Given problem: Emit a verbatim copy of the lines below from the line with "Output a JSON" through the line with "Transcribe this image's", excluding pictures and everything outside that range.

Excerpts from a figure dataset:
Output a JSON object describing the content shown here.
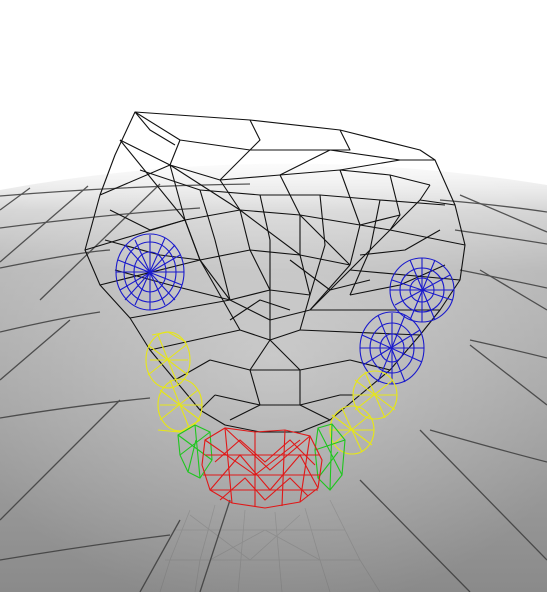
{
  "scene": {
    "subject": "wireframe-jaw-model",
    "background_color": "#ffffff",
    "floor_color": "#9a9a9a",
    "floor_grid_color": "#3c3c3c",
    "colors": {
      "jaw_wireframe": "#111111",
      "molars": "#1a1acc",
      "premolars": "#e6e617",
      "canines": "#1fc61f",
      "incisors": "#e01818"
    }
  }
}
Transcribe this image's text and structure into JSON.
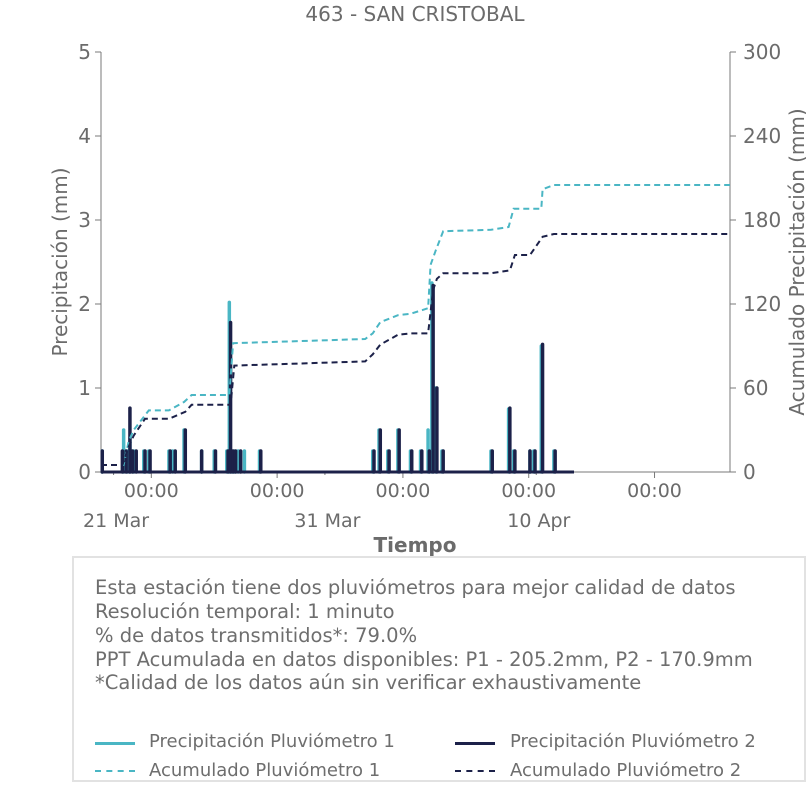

---

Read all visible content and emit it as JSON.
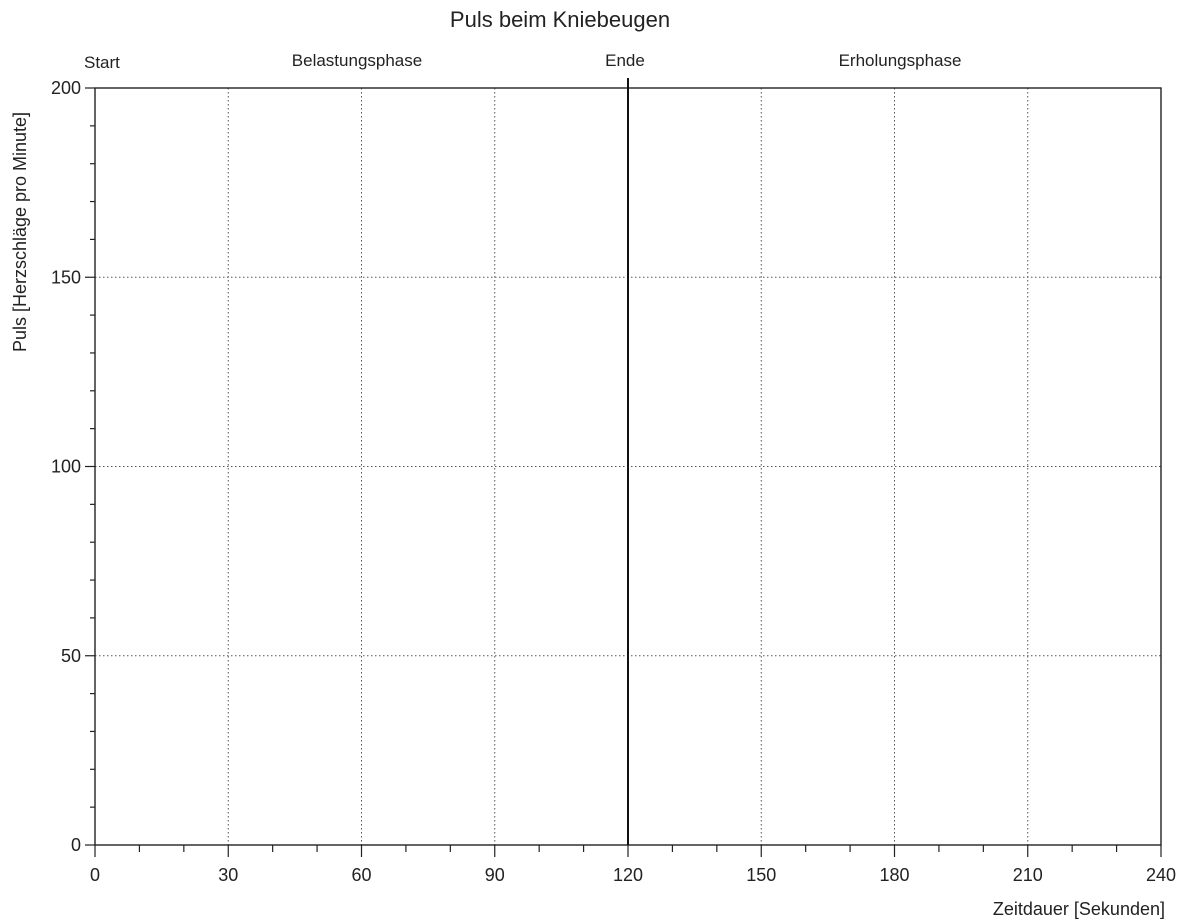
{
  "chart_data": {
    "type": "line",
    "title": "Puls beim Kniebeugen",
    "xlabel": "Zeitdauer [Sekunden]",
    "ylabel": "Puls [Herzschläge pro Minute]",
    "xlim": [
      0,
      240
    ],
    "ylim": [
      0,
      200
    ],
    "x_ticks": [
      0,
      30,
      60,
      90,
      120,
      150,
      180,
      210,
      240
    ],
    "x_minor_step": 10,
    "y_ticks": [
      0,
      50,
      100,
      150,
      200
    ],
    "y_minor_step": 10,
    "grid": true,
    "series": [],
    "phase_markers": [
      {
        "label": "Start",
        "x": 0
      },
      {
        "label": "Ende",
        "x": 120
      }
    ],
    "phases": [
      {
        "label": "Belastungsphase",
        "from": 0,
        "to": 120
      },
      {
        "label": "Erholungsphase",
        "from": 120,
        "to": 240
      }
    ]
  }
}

Answer:
Output a JSON object describing the content shown here.
{
  "scene": {
    "subject": "wireframe-jaw-model",
    "background_color": "#ffffff",
    "floor_color": "#9a9a9a",
    "floor_grid_color": "#3c3c3c",
    "colors": {
      "jaw_wireframe": "#111111",
      "molars": "#1a1acc",
      "premolars": "#e6e617",
      "canines": "#1fc61f",
      "incisors": "#e01818"
    }
  }
}
Transcribe this image's text and structure into JSON.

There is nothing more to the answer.